What is asked >>
Read the listing and extract each line that includes the word "triangle".
# # #
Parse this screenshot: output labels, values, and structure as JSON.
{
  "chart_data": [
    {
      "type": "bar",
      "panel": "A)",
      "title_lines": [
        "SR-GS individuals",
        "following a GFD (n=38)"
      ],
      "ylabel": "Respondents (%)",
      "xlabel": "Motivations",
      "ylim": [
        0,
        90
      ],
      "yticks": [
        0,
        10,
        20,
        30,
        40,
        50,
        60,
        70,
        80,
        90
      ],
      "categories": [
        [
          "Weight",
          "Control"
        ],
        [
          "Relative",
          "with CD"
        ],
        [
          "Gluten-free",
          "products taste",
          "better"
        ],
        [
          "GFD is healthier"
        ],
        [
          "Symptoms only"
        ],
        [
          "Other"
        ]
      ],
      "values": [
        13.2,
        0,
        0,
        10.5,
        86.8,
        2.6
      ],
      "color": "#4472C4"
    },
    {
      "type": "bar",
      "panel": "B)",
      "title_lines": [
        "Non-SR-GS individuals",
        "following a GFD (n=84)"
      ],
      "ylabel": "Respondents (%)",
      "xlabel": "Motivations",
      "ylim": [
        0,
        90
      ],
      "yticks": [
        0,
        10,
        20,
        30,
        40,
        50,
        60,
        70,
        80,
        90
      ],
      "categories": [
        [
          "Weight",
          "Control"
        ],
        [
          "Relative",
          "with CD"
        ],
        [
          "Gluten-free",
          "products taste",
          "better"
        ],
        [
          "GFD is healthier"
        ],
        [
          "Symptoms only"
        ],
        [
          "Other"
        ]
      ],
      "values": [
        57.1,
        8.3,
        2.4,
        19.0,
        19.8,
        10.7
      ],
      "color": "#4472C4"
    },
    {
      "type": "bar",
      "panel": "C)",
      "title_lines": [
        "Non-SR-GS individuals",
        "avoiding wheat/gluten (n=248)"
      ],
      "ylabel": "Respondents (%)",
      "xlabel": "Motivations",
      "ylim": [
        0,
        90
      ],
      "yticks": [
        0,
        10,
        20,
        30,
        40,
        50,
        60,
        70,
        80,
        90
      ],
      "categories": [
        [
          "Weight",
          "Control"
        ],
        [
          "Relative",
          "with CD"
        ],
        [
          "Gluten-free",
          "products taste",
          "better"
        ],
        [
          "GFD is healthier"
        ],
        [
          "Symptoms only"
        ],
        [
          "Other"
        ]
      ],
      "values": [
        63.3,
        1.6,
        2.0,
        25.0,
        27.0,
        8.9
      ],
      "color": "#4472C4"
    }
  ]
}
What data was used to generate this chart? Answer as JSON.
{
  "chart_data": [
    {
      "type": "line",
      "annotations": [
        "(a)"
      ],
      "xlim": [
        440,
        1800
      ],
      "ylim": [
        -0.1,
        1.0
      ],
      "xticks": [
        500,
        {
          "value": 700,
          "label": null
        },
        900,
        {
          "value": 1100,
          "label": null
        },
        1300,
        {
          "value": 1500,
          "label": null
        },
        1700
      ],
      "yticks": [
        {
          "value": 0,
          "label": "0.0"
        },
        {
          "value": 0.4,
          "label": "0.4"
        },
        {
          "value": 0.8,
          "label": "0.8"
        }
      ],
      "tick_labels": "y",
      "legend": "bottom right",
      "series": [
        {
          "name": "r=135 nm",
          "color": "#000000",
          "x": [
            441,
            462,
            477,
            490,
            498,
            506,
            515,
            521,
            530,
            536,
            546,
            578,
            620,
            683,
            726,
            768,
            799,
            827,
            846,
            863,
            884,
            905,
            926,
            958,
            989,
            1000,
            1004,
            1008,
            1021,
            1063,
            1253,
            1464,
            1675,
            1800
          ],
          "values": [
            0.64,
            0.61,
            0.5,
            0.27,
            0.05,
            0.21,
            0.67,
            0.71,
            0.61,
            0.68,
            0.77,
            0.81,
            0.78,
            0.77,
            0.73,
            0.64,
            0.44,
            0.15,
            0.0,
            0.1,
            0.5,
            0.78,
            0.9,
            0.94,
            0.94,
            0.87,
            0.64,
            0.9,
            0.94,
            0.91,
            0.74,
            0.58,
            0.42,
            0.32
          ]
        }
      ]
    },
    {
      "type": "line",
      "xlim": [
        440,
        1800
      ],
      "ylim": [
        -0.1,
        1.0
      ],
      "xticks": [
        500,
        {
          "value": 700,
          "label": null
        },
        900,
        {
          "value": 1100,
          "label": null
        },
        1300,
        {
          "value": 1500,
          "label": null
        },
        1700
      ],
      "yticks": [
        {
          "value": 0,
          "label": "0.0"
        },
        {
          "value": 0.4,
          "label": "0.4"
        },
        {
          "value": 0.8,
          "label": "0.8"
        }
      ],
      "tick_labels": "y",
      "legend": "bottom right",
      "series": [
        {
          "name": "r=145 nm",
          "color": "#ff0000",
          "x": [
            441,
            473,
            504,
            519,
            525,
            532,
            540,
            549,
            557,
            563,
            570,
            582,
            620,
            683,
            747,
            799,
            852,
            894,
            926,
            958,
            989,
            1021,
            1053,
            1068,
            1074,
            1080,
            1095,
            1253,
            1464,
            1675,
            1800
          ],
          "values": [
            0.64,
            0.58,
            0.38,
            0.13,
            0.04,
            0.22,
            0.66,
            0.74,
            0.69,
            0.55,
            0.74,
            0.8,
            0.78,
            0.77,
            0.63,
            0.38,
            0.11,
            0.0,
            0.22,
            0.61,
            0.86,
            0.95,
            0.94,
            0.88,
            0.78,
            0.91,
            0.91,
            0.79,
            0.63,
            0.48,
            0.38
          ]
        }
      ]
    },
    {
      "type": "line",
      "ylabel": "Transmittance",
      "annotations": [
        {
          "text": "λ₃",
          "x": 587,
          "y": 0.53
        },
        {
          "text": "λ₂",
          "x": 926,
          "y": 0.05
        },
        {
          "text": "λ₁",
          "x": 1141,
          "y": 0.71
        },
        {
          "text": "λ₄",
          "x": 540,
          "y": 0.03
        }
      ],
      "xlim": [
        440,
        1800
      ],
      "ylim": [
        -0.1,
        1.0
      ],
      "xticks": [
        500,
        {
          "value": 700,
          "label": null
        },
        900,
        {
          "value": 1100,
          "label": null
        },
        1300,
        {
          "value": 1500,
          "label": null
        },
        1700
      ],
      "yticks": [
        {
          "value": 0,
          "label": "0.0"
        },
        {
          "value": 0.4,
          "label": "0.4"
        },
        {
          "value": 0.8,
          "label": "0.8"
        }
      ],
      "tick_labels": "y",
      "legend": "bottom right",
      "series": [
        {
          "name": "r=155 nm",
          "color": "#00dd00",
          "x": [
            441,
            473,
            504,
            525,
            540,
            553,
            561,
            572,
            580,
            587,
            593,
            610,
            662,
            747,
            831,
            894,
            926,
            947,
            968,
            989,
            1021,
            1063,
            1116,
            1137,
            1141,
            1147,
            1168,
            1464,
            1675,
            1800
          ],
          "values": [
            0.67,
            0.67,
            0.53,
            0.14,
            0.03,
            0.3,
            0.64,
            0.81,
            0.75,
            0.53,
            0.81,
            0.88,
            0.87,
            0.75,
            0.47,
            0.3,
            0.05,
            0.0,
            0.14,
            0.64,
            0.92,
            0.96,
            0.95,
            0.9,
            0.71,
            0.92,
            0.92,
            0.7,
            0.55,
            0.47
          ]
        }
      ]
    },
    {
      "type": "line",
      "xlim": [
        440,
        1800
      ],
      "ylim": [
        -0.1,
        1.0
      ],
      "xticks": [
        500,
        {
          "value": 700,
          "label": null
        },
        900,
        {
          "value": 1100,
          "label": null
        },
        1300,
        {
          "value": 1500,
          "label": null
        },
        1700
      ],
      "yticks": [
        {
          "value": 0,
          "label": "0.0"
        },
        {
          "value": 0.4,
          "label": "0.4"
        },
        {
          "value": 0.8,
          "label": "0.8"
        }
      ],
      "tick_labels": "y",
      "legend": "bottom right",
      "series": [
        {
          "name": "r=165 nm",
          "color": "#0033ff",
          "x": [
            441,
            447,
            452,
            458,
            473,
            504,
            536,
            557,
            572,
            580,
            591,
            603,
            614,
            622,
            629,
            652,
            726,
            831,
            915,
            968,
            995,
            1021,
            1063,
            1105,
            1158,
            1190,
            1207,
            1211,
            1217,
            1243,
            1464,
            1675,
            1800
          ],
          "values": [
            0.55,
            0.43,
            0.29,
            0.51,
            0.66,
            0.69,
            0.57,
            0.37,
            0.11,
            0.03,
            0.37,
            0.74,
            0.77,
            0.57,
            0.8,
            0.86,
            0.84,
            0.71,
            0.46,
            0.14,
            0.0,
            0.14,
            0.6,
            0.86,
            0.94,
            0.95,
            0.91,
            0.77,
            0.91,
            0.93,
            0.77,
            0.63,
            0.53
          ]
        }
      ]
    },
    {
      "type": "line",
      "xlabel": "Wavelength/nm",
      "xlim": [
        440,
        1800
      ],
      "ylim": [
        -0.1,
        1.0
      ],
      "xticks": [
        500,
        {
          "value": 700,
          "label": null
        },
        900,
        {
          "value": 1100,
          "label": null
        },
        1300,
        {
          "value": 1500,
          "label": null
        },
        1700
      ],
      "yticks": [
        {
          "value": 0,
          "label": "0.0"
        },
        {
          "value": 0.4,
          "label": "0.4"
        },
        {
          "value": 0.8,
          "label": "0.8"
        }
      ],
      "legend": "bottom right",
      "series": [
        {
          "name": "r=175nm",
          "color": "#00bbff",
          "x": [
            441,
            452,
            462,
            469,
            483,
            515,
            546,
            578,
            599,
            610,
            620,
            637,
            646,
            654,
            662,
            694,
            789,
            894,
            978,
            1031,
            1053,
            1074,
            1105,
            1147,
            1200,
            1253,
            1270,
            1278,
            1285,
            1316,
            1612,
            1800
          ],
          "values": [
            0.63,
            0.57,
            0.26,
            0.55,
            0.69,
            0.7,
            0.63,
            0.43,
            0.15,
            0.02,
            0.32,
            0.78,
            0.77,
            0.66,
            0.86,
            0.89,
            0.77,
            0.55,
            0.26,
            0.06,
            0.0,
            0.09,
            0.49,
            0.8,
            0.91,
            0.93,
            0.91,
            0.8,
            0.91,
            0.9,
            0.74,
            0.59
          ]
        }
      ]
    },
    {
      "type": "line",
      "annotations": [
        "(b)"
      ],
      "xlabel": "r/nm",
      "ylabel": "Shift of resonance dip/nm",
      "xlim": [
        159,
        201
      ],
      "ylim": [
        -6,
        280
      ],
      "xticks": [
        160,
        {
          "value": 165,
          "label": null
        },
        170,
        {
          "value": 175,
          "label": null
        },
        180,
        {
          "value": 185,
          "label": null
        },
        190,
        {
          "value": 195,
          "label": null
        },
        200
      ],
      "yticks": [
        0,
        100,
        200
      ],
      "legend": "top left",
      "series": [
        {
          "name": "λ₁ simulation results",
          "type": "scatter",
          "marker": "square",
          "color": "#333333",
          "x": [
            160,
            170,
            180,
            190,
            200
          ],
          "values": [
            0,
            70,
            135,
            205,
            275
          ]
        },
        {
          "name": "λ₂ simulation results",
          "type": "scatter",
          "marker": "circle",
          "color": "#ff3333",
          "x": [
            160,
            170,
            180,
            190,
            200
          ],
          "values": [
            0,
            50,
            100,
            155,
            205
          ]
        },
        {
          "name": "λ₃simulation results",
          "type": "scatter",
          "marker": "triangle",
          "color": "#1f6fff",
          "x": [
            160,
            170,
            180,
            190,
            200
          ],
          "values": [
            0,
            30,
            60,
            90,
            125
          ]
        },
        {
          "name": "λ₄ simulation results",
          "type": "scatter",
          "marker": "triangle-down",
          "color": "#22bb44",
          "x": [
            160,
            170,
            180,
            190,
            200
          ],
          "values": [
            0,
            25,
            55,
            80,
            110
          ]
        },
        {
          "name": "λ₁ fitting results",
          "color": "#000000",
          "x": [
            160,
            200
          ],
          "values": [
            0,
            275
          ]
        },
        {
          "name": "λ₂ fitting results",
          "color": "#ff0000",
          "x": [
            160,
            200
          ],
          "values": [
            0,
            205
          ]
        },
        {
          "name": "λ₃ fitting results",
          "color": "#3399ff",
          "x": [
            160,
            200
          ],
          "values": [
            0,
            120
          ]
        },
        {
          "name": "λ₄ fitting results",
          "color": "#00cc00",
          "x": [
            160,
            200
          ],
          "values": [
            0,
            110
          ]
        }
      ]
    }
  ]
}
# # #
The completed task >>
          "marker": "triangle",
          "marker": "triangle-down",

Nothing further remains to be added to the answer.